───── Input for this task ─────
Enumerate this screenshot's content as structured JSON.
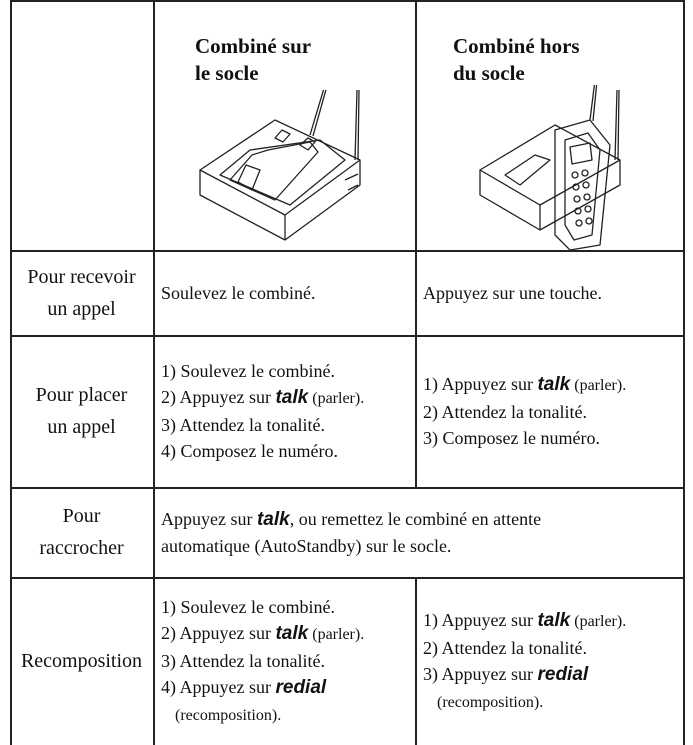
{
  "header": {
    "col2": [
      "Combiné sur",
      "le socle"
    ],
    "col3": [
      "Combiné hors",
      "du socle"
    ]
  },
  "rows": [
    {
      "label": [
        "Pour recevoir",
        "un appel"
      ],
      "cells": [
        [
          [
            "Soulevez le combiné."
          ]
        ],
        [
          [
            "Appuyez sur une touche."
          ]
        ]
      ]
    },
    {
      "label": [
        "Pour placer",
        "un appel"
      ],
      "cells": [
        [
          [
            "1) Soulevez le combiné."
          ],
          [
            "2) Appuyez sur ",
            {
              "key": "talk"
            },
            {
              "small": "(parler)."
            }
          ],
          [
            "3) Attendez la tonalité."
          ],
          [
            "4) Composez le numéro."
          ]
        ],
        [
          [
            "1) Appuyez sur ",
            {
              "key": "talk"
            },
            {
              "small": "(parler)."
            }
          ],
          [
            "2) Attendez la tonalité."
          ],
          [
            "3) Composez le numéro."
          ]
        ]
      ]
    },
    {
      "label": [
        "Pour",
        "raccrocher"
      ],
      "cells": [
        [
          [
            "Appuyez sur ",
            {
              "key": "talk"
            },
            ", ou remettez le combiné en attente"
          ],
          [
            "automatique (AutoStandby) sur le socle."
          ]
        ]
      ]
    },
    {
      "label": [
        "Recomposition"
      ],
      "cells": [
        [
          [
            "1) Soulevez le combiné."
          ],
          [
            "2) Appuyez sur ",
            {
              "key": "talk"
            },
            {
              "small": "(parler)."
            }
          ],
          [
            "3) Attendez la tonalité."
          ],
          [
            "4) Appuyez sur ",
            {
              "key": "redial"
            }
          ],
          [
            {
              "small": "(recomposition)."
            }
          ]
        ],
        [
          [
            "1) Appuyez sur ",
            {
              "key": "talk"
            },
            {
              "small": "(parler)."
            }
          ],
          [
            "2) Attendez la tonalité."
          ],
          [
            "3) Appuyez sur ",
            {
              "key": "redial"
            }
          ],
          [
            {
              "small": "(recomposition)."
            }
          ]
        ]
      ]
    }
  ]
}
─────
» Exercise
Look above for every line with the word "Appuyez" and copy it.

» Finished answer
            "Appuyez sur une touche."
            "2) Appuyez sur ",
            "1) Appuyez sur ",
            "Appuyez sur ",
            "2) Appuyez sur ",
            "4) Appuyez sur ",
            "1) Appuyez sur ",
            "3) Appuyez sur ",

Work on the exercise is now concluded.